• _Description of the task_: Search the entries below. Return every line that has "type" in it.

• _Stored records_:
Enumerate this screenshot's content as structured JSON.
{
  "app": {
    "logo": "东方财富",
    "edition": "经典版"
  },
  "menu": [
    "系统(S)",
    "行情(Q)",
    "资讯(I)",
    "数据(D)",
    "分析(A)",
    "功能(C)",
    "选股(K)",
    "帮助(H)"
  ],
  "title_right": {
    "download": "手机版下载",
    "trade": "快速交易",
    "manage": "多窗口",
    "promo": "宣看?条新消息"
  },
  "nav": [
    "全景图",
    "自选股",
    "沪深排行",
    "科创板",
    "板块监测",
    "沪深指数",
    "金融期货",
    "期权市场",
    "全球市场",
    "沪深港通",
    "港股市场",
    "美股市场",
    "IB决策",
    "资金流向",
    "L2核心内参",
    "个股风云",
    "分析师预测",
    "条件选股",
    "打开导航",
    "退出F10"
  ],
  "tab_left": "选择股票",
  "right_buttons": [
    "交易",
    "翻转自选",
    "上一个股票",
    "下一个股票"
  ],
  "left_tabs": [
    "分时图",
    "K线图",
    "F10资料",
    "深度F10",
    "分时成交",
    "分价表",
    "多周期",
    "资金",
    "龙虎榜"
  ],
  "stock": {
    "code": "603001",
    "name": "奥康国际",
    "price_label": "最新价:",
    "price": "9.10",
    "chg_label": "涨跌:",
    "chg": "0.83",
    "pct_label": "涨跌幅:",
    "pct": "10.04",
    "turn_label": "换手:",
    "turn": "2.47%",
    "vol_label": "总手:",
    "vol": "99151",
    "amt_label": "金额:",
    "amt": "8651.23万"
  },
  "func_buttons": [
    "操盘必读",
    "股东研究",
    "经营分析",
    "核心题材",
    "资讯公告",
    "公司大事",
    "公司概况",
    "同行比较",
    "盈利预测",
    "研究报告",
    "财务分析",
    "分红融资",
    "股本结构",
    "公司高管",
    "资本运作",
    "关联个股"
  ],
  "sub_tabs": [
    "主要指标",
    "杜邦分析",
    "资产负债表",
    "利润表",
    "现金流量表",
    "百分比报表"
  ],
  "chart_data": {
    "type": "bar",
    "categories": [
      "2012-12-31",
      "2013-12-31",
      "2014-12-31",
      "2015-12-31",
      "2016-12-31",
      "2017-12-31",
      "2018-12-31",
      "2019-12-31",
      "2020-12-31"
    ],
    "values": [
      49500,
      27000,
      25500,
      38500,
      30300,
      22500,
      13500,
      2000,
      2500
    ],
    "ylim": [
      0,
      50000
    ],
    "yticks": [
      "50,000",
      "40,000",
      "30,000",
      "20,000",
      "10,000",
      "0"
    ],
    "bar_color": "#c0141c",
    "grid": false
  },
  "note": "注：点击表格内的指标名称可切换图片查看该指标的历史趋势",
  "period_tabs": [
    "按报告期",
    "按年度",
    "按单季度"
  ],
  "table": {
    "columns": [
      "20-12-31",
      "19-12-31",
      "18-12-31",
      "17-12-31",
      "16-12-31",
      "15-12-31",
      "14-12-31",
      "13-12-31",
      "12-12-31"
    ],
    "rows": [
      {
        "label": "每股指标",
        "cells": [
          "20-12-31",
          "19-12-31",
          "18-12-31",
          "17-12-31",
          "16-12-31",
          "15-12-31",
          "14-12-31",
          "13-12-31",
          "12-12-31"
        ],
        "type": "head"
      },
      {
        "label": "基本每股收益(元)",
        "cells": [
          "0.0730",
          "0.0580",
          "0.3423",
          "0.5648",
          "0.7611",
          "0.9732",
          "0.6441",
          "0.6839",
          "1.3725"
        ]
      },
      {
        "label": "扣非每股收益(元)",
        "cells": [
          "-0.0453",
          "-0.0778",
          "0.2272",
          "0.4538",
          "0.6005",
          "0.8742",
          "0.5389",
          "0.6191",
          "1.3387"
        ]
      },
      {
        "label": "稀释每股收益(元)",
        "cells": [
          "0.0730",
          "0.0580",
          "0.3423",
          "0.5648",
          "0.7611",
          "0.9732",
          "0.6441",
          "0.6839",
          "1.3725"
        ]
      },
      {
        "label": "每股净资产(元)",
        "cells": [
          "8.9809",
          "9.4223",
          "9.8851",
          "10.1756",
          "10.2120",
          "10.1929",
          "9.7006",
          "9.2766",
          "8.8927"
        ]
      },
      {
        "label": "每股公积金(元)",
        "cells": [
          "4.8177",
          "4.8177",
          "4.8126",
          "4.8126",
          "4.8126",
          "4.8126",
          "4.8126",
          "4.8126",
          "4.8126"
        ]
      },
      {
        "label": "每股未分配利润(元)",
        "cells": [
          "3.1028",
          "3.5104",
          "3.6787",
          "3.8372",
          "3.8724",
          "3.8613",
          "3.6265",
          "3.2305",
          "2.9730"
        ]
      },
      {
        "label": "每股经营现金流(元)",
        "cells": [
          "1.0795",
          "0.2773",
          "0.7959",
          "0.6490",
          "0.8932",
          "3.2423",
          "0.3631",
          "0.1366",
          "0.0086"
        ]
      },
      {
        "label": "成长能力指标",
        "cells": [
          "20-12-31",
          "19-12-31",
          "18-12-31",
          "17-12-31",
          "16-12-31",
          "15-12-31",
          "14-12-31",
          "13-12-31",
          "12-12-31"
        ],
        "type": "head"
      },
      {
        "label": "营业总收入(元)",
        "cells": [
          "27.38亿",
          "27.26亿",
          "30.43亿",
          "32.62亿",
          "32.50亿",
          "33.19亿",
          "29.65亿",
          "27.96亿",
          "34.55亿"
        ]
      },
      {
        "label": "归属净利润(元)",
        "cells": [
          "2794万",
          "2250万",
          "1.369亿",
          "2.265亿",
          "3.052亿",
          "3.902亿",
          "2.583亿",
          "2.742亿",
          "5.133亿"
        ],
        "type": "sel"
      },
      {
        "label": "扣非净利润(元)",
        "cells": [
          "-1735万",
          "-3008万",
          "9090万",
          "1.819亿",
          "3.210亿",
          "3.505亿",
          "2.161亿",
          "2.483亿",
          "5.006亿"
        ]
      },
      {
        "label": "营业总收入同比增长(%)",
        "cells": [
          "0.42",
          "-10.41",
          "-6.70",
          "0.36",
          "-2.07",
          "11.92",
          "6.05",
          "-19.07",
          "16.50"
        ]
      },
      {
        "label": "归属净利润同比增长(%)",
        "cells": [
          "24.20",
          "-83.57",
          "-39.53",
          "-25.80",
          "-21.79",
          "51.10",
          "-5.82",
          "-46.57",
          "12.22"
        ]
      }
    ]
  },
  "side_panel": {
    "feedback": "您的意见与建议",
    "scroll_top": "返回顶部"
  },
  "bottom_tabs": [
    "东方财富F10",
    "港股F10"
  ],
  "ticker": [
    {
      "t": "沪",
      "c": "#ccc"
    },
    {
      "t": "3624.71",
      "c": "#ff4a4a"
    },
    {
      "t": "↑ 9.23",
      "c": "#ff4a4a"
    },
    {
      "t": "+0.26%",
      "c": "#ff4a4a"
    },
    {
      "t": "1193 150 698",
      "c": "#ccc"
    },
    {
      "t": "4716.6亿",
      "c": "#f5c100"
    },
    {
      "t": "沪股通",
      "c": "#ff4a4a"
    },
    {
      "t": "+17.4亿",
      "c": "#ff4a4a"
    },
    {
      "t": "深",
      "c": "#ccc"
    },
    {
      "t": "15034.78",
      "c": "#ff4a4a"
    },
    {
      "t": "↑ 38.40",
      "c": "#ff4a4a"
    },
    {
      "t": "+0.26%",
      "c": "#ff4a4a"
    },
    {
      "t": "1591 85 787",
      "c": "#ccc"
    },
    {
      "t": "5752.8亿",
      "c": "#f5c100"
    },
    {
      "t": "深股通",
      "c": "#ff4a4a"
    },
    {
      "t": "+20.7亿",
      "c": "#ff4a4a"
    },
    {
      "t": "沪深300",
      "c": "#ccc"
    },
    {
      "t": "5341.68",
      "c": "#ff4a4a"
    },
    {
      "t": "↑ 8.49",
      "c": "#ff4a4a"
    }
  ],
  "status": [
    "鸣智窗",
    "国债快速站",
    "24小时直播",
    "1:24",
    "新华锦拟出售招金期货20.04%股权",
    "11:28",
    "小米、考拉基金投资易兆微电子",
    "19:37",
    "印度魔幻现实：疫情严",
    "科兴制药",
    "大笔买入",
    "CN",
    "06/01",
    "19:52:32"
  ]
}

• _Written answer_:
    "type": "bar",
        "type": "head"
        "type": "head"
        "type": "sel"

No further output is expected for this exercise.